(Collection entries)
○ ○ ○ ○ ○ ○ ○

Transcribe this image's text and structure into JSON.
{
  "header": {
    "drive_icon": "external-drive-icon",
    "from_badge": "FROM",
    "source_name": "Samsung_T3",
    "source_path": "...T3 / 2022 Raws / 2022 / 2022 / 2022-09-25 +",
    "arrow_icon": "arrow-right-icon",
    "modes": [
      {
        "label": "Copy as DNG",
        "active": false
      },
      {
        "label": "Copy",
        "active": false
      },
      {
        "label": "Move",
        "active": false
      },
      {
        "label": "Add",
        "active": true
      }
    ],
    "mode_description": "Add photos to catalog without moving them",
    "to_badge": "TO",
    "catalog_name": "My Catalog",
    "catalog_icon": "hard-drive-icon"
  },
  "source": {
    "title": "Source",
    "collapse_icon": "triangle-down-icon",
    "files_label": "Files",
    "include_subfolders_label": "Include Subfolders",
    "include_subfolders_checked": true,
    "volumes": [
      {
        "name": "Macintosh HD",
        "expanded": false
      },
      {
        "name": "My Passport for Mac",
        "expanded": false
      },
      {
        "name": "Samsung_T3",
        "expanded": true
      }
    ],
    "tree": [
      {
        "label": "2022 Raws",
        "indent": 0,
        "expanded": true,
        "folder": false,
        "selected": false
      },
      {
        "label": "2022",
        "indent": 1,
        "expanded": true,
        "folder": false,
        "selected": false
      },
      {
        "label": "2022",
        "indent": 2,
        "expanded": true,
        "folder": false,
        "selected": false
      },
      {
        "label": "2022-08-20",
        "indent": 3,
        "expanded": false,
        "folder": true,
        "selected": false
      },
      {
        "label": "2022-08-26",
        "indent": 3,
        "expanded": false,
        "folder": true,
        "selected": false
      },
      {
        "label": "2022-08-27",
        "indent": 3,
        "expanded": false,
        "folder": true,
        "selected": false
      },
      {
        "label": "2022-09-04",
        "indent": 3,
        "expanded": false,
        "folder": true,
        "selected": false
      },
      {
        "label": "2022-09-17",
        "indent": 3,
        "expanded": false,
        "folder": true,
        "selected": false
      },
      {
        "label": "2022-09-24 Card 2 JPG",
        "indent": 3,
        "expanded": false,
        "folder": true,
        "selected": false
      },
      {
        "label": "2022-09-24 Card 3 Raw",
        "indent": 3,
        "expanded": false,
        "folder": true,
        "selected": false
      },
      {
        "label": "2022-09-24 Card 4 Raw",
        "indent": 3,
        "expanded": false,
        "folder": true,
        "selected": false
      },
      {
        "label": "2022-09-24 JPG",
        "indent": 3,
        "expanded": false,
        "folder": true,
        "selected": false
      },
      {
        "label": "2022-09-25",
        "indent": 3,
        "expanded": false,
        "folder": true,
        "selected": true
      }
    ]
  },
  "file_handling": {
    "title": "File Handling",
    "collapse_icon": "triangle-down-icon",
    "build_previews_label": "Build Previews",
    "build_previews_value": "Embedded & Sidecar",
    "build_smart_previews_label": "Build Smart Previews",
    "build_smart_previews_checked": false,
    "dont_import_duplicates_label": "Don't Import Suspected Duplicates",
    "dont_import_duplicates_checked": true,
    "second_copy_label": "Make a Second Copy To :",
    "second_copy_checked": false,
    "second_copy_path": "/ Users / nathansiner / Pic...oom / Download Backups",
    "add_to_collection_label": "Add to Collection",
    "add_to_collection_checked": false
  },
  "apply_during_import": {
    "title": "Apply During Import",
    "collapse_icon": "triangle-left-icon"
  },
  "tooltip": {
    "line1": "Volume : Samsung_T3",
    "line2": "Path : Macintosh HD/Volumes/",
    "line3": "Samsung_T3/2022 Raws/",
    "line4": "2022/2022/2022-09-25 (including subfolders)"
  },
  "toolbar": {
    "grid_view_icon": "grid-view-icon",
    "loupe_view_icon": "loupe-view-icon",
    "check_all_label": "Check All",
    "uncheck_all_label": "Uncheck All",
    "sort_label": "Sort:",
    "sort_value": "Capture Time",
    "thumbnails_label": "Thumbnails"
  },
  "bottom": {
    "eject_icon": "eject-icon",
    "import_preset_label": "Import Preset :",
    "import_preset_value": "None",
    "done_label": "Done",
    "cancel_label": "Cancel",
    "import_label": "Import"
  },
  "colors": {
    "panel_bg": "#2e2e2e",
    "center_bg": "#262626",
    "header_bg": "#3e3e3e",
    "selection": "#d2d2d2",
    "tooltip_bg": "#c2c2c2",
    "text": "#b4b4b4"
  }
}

○ ○ ○ ○ ○ ○ ○

WHAT IS REQUIRED | Exact output of every entry is required.

RESULT |
Transcribe this image's text and structure into JSON.
{
  "header": {
    "drive_icon": "external-drive-icon",
    "from_badge": "FROM",
    "source_name": "Samsung_T3",
    "source_path": "...T3 / 2022 Raws / 2022 / 2022 / 2022-09-25 +",
    "arrow_icon": "arrow-right-icon",
    "modes": [
      {
        "label": "Copy as DNG",
        "active": false
      },
      {
        "label": "Copy",
        "active": false
      },
      {
        "label": "Move",
        "active": false
      },
      {
        "label": "Add",
        "active": true
      }
    ],
    "mode_description": "Add photos to catalog without moving them",
    "to_badge": "TO",
    "catalog_name": "My Catalog",
    "catalog_icon": "hard-drive-icon"
  },
  "source": {
    "title": "Source",
    "collapse_icon": "triangle-down-icon",
    "files_label": "Files",
    "include_subfolders_label": "Include Subfolders",
    "include_subfolders_checked": true,
    "volumes": [
      {
        "name": "Macintosh HD",
        "expanded": false
      },
      {
        "name": "My Passport for Mac",
        "expanded": false
      },
      {
        "name": "Samsung_T3",
        "expanded": true
      }
    ],
    "tree": [
      {
        "label": "2022 Raws",
        "indent": 0,
        "expanded": true,
        "folder": false,
        "selected": false
      },
      {
        "label": "2022",
        "indent": 1,
        "expanded": true,
        "folder": false,
        "selected": false
      },
      {
        "label": "2022",
        "indent": 2,
        "expanded": true,
        "folder": false,
        "selected": false
      },
      {
        "label": "2022-08-20",
        "indent": 3,
        "expanded": false,
        "folder": true,
        "selected": false
      },
      {
        "label": "2022-08-26",
        "indent": 3,
        "expanded": false,
        "folder": true,
        "selected": false
      },
      {
        "label": "2022-08-27",
        "indent": 3,
        "expanded": false,
        "folder": true,
        "selected": false
      },
      {
        "label": "2022-09-04",
        "indent": 3,
        "expanded": false,
        "folder": true,
        "selected": false
      },
      {
        "label": "2022-09-17",
        "indent": 3,
        "expanded": false,
        "folder": true,
        "selected": false
      },
      {
        "label": "2022-09-24 Card 2 JPG",
        "indent": 3,
        "expanded": false,
        "folder": true,
        "selected": false
      },
      {
        "label": "2022-09-24 Card 3 Raw",
        "indent": 3,
        "expanded": false,
        "folder": true,
        "selected": false
      },
      {
        "label": "2022-09-24 Card 4 Raw",
        "indent": 3,
        "expanded": false,
        "folder": true,
        "selected": false
      },
      {
        "label": "2022-09-24 JPG",
        "indent": 3,
        "expanded": false,
        "folder": true,
        "selected": false
      },
      {
        "label": "2022-09-25",
        "indent": 3,
        "expanded": false,
        "folder": true,
        "selected": true
      }
    ]
  },
  "file_handling": {
    "title": "File Handling",
    "collapse_icon": "triangle-down-icon",
    "build_previews_label": "Build Previews",
    "build_previews_value": "Embedded & Sidecar",
    "build_smart_previews_label": "Build Smart Previews",
    "build_smart_previews_checked": false,
    "dont_import_duplicates_label": "Don't Import Suspected Duplicates",
    "dont_import_duplicates_checked": true,
    "second_copy_label": "Make a Second Copy To :",
    "second_copy_checked": false,
    "second_copy_path": "/ Users / nathansiner / Pic...oom / Download Backups",
    "add_to_collection_label": "Add to Collection",
    "add_to_collection_checked": false
  },
  "apply_during_import": {
    "title": "Apply During Import",
    "collapse_icon": "triangle-left-icon"
  },
  "tooltip": {
    "line1": "Volume : Samsung_T3",
    "line2": "Path : Macintosh HD/Volumes/",
    "line3": "Samsung_T3/2022 Raws/",
    "line4": "2022/2022/2022-09-25 (including subfolders)"
  },
  "toolbar": {
    "grid_view_icon": "grid-view-icon",
    "loupe_view_icon": "loupe-view-icon",
    "check_all_label": "Check All",
    "uncheck_all_label": "Uncheck All",
    "sort_label": "Sort:",
    "sort_value": "Capture Time",
    "thumbnails_label": "Thumbnails"
  },
  "bottom": {
    "eject_icon": "eject-icon",
    "import_preset_label": "Import Preset :",
    "import_preset_value": "None",
    "done_label": "Done",
    "cancel_label": "Cancel",
    "import_label": "Import"
  },
  "colors": {
    "panel_bg": "#2e2e2e",
    "center_bg": "#262626",
    "header_bg": "#3e3e3e",
    "selection": "#d2d2d2",
    "tooltip_bg": "#c2c2c2",
    "text": "#b4b4b4"
  }
}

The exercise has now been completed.